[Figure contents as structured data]

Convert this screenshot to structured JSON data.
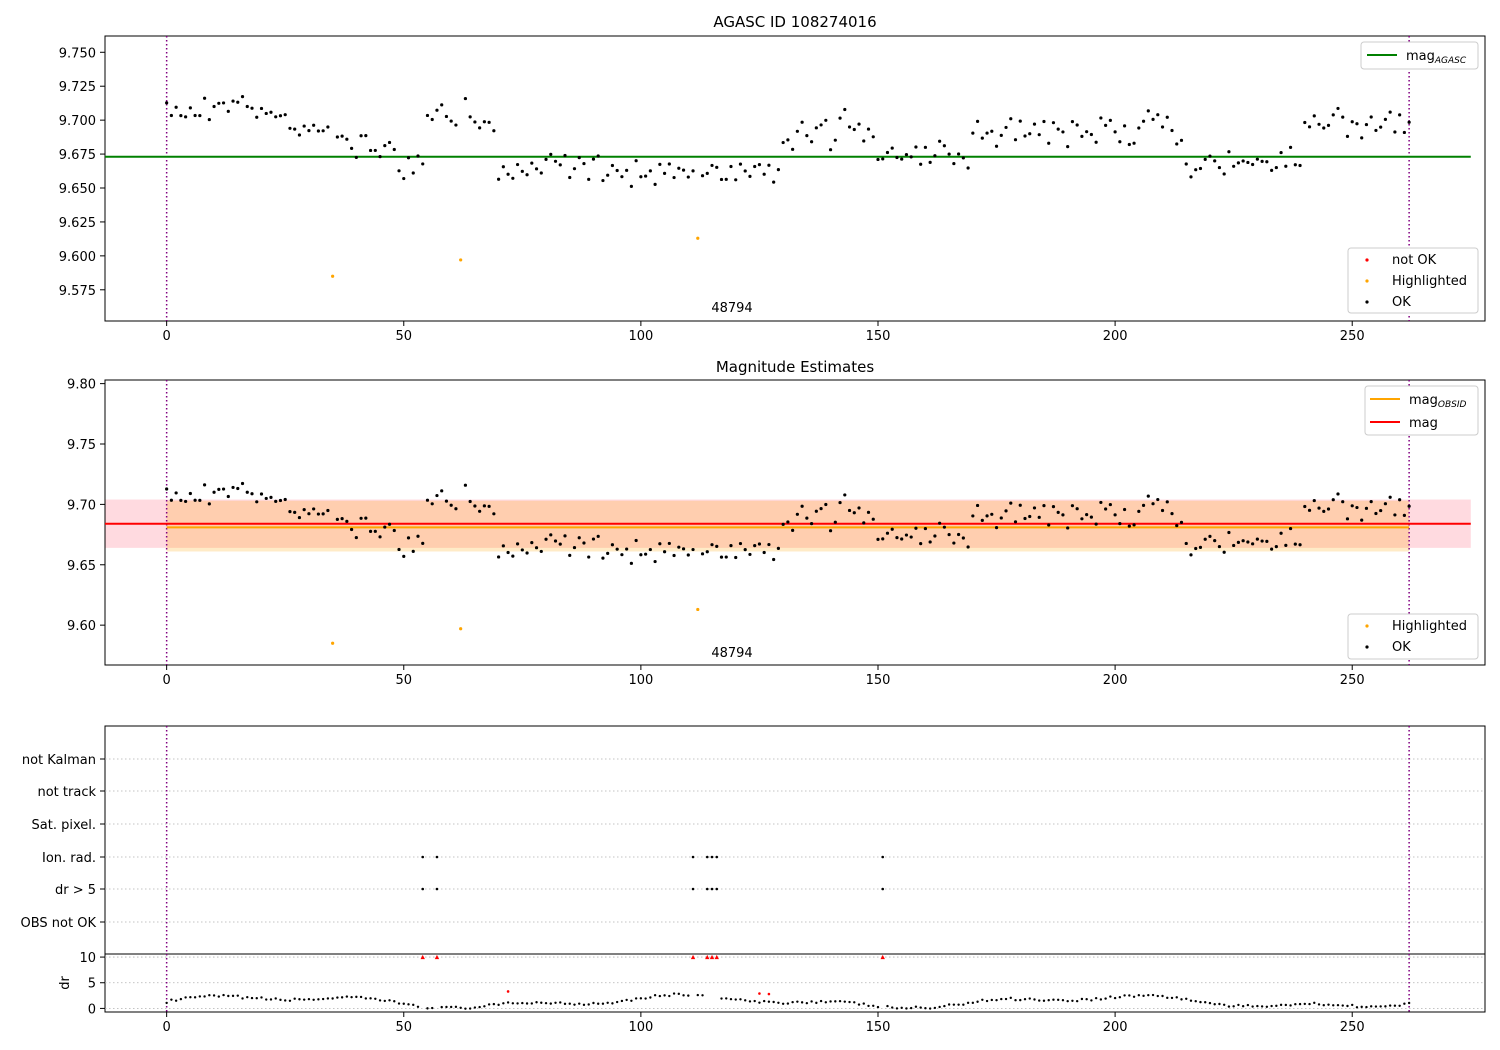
{
  "chart_data": [
    {
      "type": "scatter",
      "title": "AGASC ID 108274016",
      "annotation": "48794",
      "xlim": [
        -13,
        278
      ],
      "ylim": [
        9.552,
        9.762
      ],
      "xticks": [
        0,
        50,
        100,
        150,
        200,
        250,
        300
      ],
      "yticks": [
        9.575,
        9.6,
        9.625,
        9.65,
        9.675,
        9.7,
        9.725,
        9.75
      ],
      "ytick_labels": [
        "9.575",
        "9.600",
        "9.625",
        "9.650",
        "9.675",
        "9.700",
        "9.725",
        "9.750"
      ],
      "vlines": [
        0,
        262
      ],
      "hline": {
        "y": 9.673,
        "x0": -13,
        "x1": 275,
        "color": "#008000"
      },
      "line_legend": {
        "placement": "top-right",
        "entries": [
          {
            "name": "mag",
            "sub": "AGASC",
            "color": "#008000"
          }
        ]
      },
      "marker_legend": {
        "placement": "bottom-right",
        "entries": [
          {
            "name": "not OK",
            "color": "#ff0000"
          },
          {
            "name": "Highlighted",
            "color": "#ffa500"
          },
          {
            "name": "OK",
            "color": "#000000"
          }
        ]
      },
      "highlighted": [
        [
          35,
          9.585
        ],
        [
          62,
          9.597
        ],
        [
          112,
          9.613
        ]
      ]
    },
    {
      "type": "scatter",
      "title": "Magnitude Estimates",
      "annotation": "48794",
      "xlim": [
        -13,
        278
      ],
      "ylim": [
        9.567,
        9.803
      ],
      "xticks": [
        0,
        50,
        100,
        150,
        200,
        250,
        300
      ],
      "yticks": [
        9.6,
        9.65,
        9.7,
        9.75,
        9.8
      ],
      "ytick_labels": [
        "9.60",
        "9.65",
        "9.70",
        "9.75",
        "9.80"
      ],
      "vlines": [
        0,
        262
      ],
      "band_mag": {
        "y0": 9.664,
        "y1": 9.704,
        "x0": -13,
        "x1": 275,
        "color": "#ffb6c1"
      },
      "band_obsid": {
        "y0": 9.661,
        "y1": 9.703,
        "x0": 0,
        "x1": 262,
        "color": "#ffa500"
      },
      "lines": [
        {
          "name": "mag",
          "sub": "OBSID",
          "y": 9.681,
          "x0": 0,
          "x1": 262,
          "color": "#ffa500"
        },
        {
          "name": "mag",
          "y": 9.684,
          "x0": -13,
          "x1": 275,
          "color": "#ff0000"
        }
      ],
      "line_legend": {
        "placement": "top-right"
      },
      "marker_legend": {
        "placement": "bottom-right",
        "entries": [
          {
            "name": "Highlighted",
            "color": "#ffa500"
          },
          {
            "name": "OK",
            "color": "#000000"
          }
        ]
      },
      "highlighted": [
        [
          35,
          9.585
        ],
        [
          62,
          9.597
        ],
        [
          112,
          9.613
        ]
      ]
    },
    {
      "type": "scatter",
      "xlim": [
        -13,
        278
      ],
      "xticks": [
        0,
        50,
        100,
        150,
        200,
        250,
        300
      ],
      "vlines": [
        0,
        262
      ],
      "flag_rows": [
        "not Kalman",
        "not track",
        "Sat. pixel.",
        "Ion. rad.",
        "dr > 5",
        "OBS not OK"
      ],
      "flag_points": {
        "Ion. rad.": [
          54,
          57,
          111,
          114,
          115,
          116,
          151
        ],
        "dr > 5": [
          54,
          57,
          111,
          114,
          115,
          116,
          151
        ]
      },
      "dr_ylabel": "dr",
      "dr_ylim": [
        -0.7,
        10.6
      ],
      "dr_yticks": [
        0,
        5,
        10
      ],
      "dr_ytick_labels": [
        "0",
        "5",
        "10"
      ],
      "dr_clipped": [
        54,
        57,
        111,
        114,
        115,
        116,
        151
      ],
      "dr_red_points": [
        [
          72,
          3.3
        ],
        [
          125,
          2.9
        ],
        [
          127,
          2.8
        ]
      ]
    }
  ],
  "colors": {
    "ok": "#000000",
    "highlighted": "#ffa500",
    "not_ok": "#ff0000",
    "vline": "#800080",
    "grid": "#b0b0b0"
  }
}
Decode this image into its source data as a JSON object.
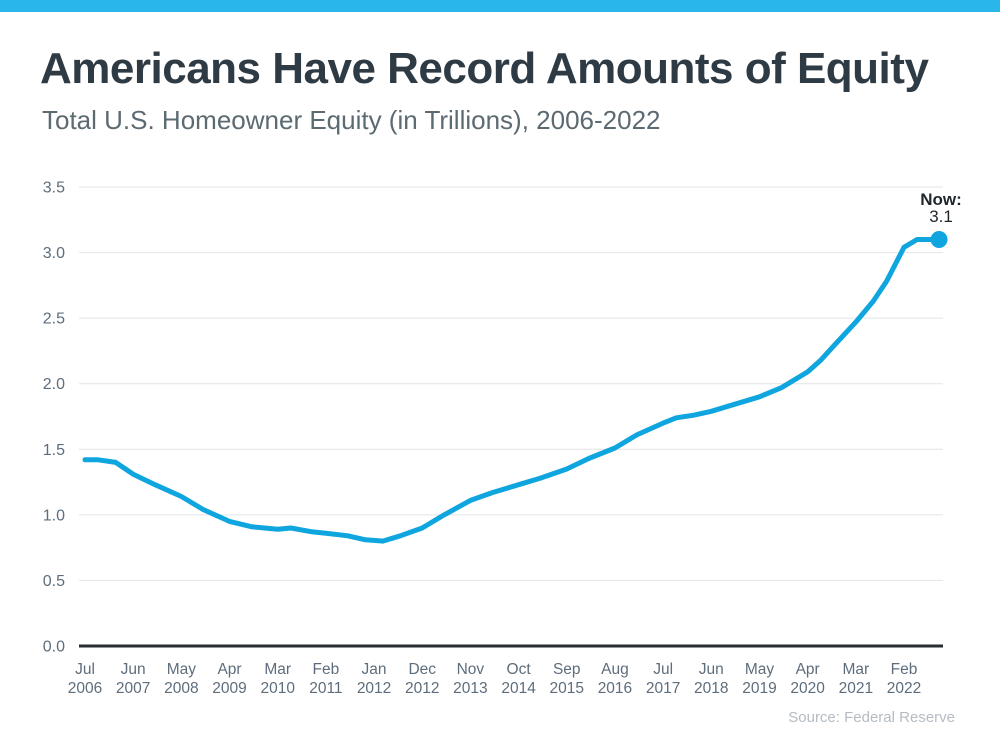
{
  "colors": {
    "topbar": "#29B6EA",
    "line": "#0FA5DE",
    "marker": "#0FA5DE",
    "axis": "#272D33",
    "grid": "#E2E4E6",
    "tick_text": "#5E6D7C",
    "annotation_text": "#1F262B"
  },
  "chart_data": {
    "type": "line",
    "title": "Americans Have Record Amounts of Equity",
    "subtitle": "Total U.S. Homeowner Equity (in Trillions), 2006-2022",
    "source": "Source: Federal Reserve",
    "unit": "trillions of U.S. dollars",
    "grid": true,
    "legend_position": "none",
    "ylim": [
      0,
      3.5
    ],
    "y_ticks": [
      "0.0",
      "0.5",
      "1.0",
      "1.5",
      "2.0",
      "2.5",
      "3.0",
      "3.5"
    ],
    "x_ticks": [
      {
        "month": "Jul",
        "year": "2006"
      },
      {
        "month": "Jun",
        "year": "2007"
      },
      {
        "month": "May",
        "year": "2008"
      },
      {
        "month": "Apr",
        "year": "2009"
      },
      {
        "month": "Mar",
        "year": "2010"
      },
      {
        "month": "Feb",
        "year": "2011"
      },
      {
        "month": "Jan",
        "year": "2012"
      },
      {
        "month": "Dec",
        "year": "2012"
      },
      {
        "month": "Nov",
        "year": "2013"
      },
      {
        "month": "Oct",
        "year": "2014"
      },
      {
        "month": "Sep",
        "year": "2015"
      },
      {
        "month": "Aug",
        "year": "2016"
      },
      {
        "month": "Jul",
        "year": "2017"
      },
      {
        "month": "Jun",
        "year": "2018"
      },
      {
        "month": "May",
        "year": "2019"
      },
      {
        "month": "Apr",
        "year": "2020"
      },
      {
        "month": "Mar",
        "year": "2021"
      },
      {
        "month": "Feb",
        "year": "2022"
      }
    ],
    "months_between_x_ticks": 11,
    "series": [
      {
        "name": "Total U.S. Homeowner Equity (in Trillions)",
        "points": [
          [
            0,
            1.42
          ],
          [
            3,
            1.42
          ],
          [
            7,
            1.4
          ],
          [
            11,
            1.31
          ],
          [
            16,
            1.23
          ],
          [
            22,
            1.14
          ],
          [
            27,
            1.04
          ],
          [
            33,
            0.95
          ],
          [
            38,
            0.91
          ],
          [
            44,
            0.89
          ],
          [
            47,
            0.9
          ],
          [
            52,
            0.87
          ],
          [
            55,
            0.86
          ],
          [
            60,
            0.84
          ],
          [
            64,
            0.81
          ],
          [
            68,
            0.8
          ],
          [
            72,
            0.84
          ],
          [
            77,
            0.9
          ],
          [
            82,
            1.0
          ],
          [
            88,
            1.11
          ],
          [
            93,
            1.17
          ],
          [
            99,
            1.23
          ],
          [
            104,
            1.28
          ],
          [
            110,
            1.35
          ],
          [
            115,
            1.43
          ],
          [
            121,
            1.51
          ],
          [
            126,
            1.61
          ],
          [
            132,
            1.7
          ],
          [
            135,
            1.74
          ],
          [
            139,
            1.76
          ],
          [
            143,
            1.79
          ],
          [
            148,
            1.84
          ],
          [
            154,
            1.9
          ],
          [
            159,
            1.97
          ],
          [
            165,
            2.09
          ],
          [
            168,
            2.18
          ],
          [
            171,
            2.29
          ],
          [
            176,
            2.47
          ],
          [
            180,
            2.63
          ],
          [
            183,
            2.78
          ],
          [
            187,
            3.04
          ],
          [
            190,
            3.1
          ],
          [
            195,
            3.1
          ]
        ]
      }
    ],
    "annotation": {
      "label": "Now:",
      "value": "3.1",
      "attached_to": "last-point"
    }
  }
}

OBJECTIVE: Write out all the records again, exactly, minus any pictures.

RESPONSE BELOW:
Convert this screenshot to structured JSON data.
{
  "chart_data": [
    {
      "type": "scatter",
      "title": "AGASC ID 108274016",
      "annotation": "48794",
      "xlim": [
        -13,
        278
      ],
      "ylim": [
        9.552,
        9.762
      ],
      "xticks": [
        0,
        50,
        100,
        150,
        200,
        250,
        300
      ],
      "yticks": [
        9.575,
        9.6,
        9.625,
        9.65,
        9.675,
        9.7,
        9.725,
        9.75
      ],
      "ytick_labels": [
        "9.575",
        "9.600",
        "9.625",
        "9.650",
        "9.675",
        "9.700",
        "9.725",
        "9.750"
      ],
      "vlines": [
        0,
        262
      ],
      "hline": {
        "y": 9.673,
        "x0": -13,
        "x1": 275,
        "color": "#008000"
      },
      "line_legend": {
        "placement": "top-right",
        "entries": [
          {
            "name": "mag",
            "sub": "AGASC",
            "color": "#008000"
          }
        ]
      },
      "marker_legend": {
        "placement": "bottom-right",
        "entries": [
          {
            "name": "not OK",
            "color": "#ff0000"
          },
          {
            "name": "Highlighted",
            "color": "#ffa500"
          },
          {
            "name": "OK",
            "color": "#000000"
          }
        ]
      },
      "highlighted": [
        [
          35,
          9.585
        ],
        [
          62,
          9.597
        ],
        [
          112,
          9.613
        ]
      ]
    },
    {
      "type": "scatter",
      "title": "Magnitude Estimates",
      "annotation": "48794",
      "xlim": [
        -13,
        278
      ],
      "ylim": [
        9.567,
        9.803
      ],
      "xticks": [
        0,
        50,
        100,
        150,
        200,
        250,
        300
      ],
      "yticks": [
        9.6,
        9.65,
        9.7,
        9.75,
        9.8
      ],
      "ytick_labels": [
        "9.60",
        "9.65",
        "9.70",
        "9.75",
        "9.80"
      ],
      "vlines": [
        0,
        262
      ],
      "band_mag": {
        "y0": 9.664,
        "y1": 9.704,
        "x0": -13,
        "x1": 275,
        "color": "#ffb6c1"
      },
      "band_obsid": {
        "y0": 9.661,
        "y1": 9.703,
        "x0": 0,
        "x1": 262,
        "color": "#ffa500"
      },
      "lines": [
        {
          "name": "mag",
          "sub": "OBSID",
          "y": 9.681,
          "x0": 0,
          "x1": 262,
          "color": "#ffa500"
        },
        {
          "name": "mag",
          "y": 9.684,
          "x0": -13,
          "x1": 275,
          "color": "#ff0000"
        }
      ],
      "line_legend": {
        "placement": "top-right"
      },
      "marker_legend": {
        "placement": "bottom-right",
        "entries": [
          {
            "name": "Highlighted",
            "color": "#ffa500"
          },
          {
            "name": "OK",
            "color": "#000000"
          }
        ]
      },
      "highlighted": [
        [
          35,
          9.585
        ],
        [
          62,
          9.597
        ],
        [
          112,
          9.613
        ]
      ]
    },
    {
      "type": "scatter",
      "xlim": [
        -13,
        278
      ],
      "xticks": [
        0,
        50,
        100,
        150,
        200,
        250,
        300
      ],
      "vlines": [
        0,
        262
      ],
      "flag_rows": [
        "not Kalman",
        "not track",
        "Sat. pixel.",
        "Ion. rad.",
        "dr > 5",
        "OBS not OK"
      ],
      "flag_points": {
        "Ion. rad.": [
          54,
          57,
          111,
          114,
          115,
          116,
          151
        ],
        "dr > 5": [
          54,
          57,
          111,
          114,
          115,
          116,
          151
        ]
      },
      "dr_ylabel": "dr",
      "dr_ylim": [
        -0.7,
        10.6
      ],
      "dr_yticks": [
        0,
        5,
        10
      ],
      "dr_ytick_labels": [
        "0",
        "5",
        "10"
      ],
      "dr_clipped": [
        54,
        57,
        111,
        114,
        115,
        116,
        151
      ],
      "dr_red_points": [
        [
          72,
          3.3
        ],
        [
          125,
          2.9
        ],
        [
          127,
          2.8
        ]
      ]
    }
  ],
  "colors": {
    "ok": "#000000",
    "highlighted": "#ffa500",
    "not_ok": "#ff0000",
    "vline": "#800080",
    "grid": "#b0b0b0"
  }
}
Decode this image into its source data as a JSON object.
{
  "colors": {
    "topbar": "#29B6EA",
    "line": "#0FA5DE",
    "marker": "#0FA5DE",
    "axis": "#272D33",
    "grid": "#E2E4E6",
    "tick_text": "#5E6D7C",
    "annotation_text": "#1F262B"
  },
  "chart_data": {
    "type": "line",
    "title": "Americans Have Record Amounts of Equity",
    "subtitle": "Total U.S. Homeowner Equity (in Trillions), 2006-2022",
    "source": "Source: Federal Reserve",
    "unit": "trillions of U.S. dollars",
    "grid": true,
    "legend_position": "none",
    "ylim": [
      0,
      3.5
    ],
    "y_ticks": [
      "0.0",
      "0.5",
      "1.0",
      "1.5",
      "2.0",
      "2.5",
      "3.0",
      "3.5"
    ],
    "x_ticks": [
      {
        "month": "Jul",
        "year": "2006"
      },
      {
        "month": "Jun",
        "year": "2007"
      },
      {
        "month": "May",
        "year": "2008"
      },
      {
        "month": "Apr",
        "year": "2009"
      },
      {
        "month": "Mar",
        "year": "2010"
      },
      {
        "month": "Feb",
        "year": "2011"
      },
      {
        "month": "Jan",
        "year": "2012"
      },
      {
        "month": "Dec",
        "year": "2012"
      },
      {
        "month": "Nov",
        "year": "2013"
      },
      {
        "month": "Oct",
        "year": "2014"
      },
      {
        "month": "Sep",
        "year": "2015"
      },
      {
        "month": "Aug",
        "year": "2016"
      },
      {
        "month": "Jul",
        "year": "2017"
      },
      {
        "month": "Jun",
        "year": "2018"
      },
      {
        "month": "May",
        "year": "2019"
      },
      {
        "month": "Apr",
        "year": "2020"
      },
      {
        "month": "Mar",
        "year": "2021"
      },
      {
        "month": "Feb",
        "year": "2022"
      }
    ],
    "months_between_x_ticks": 11,
    "series": [
      {
        "name": "Total U.S. Homeowner Equity (in Trillions)",
        "points": [
          [
            0,
            1.42
          ],
          [
            3,
            1.42
          ],
          [
            7,
            1.4
          ],
          [
            11,
            1.31
          ],
          [
            16,
            1.23
          ],
          [
            22,
            1.14
          ],
          [
            27,
            1.04
          ],
          [
            33,
            0.95
          ],
          [
            38,
            0.91
          ],
          [
            44,
            0.89
          ],
          [
            47,
            0.9
          ],
          [
            52,
            0.87
          ],
          [
            55,
            0.86
          ],
          [
            60,
            0.84
          ],
          [
            64,
            0.81
          ],
          [
            68,
            0.8
          ],
          [
            72,
            0.84
          ],
          [
            77,
            0.9
          ],
          [
            82,
            1.0
          ],
          [
            88,
            1.11
          ],
          [
            93,
            1.17
          ],
          [
            99,
            1.23
          ],
          [
            104,
            1.28
          ],
          [
            110,
            1.35
          ],
          [
            115,
            1.43
          ],
          [
            121,
            1.51
          ],
          [
            126,
            1.61
          ],
          [
            132,
            1.7
          ],
          [
            135,
            1.74
          ],
          [
            139,
            1.76
          ],
          [
            143,
            1.79
          ],
          [
            148,
            1.84
          ],
          [
            154,
            1.9
          ],
          [
            159,
            1.97
          ],
          [
            165,
            2.09
          ],
          [
            168,
            2.18
          ],
          [
            171,
            2.29
          ],
          [
            176,
            2.47
          ],
          [
            180,
            2.63
          ],
          [
            183,
            2.78
          ],
          [
            187,
            3.04
          ],
          [
            190,
            3.1
          ],
          [
            195,
            3.1
          ]
        ]
      }
    ],
    "annotation": {
      "label": "Now:",
      "value": "3.1",
      "attached_to": "last-point"
    }
  }
}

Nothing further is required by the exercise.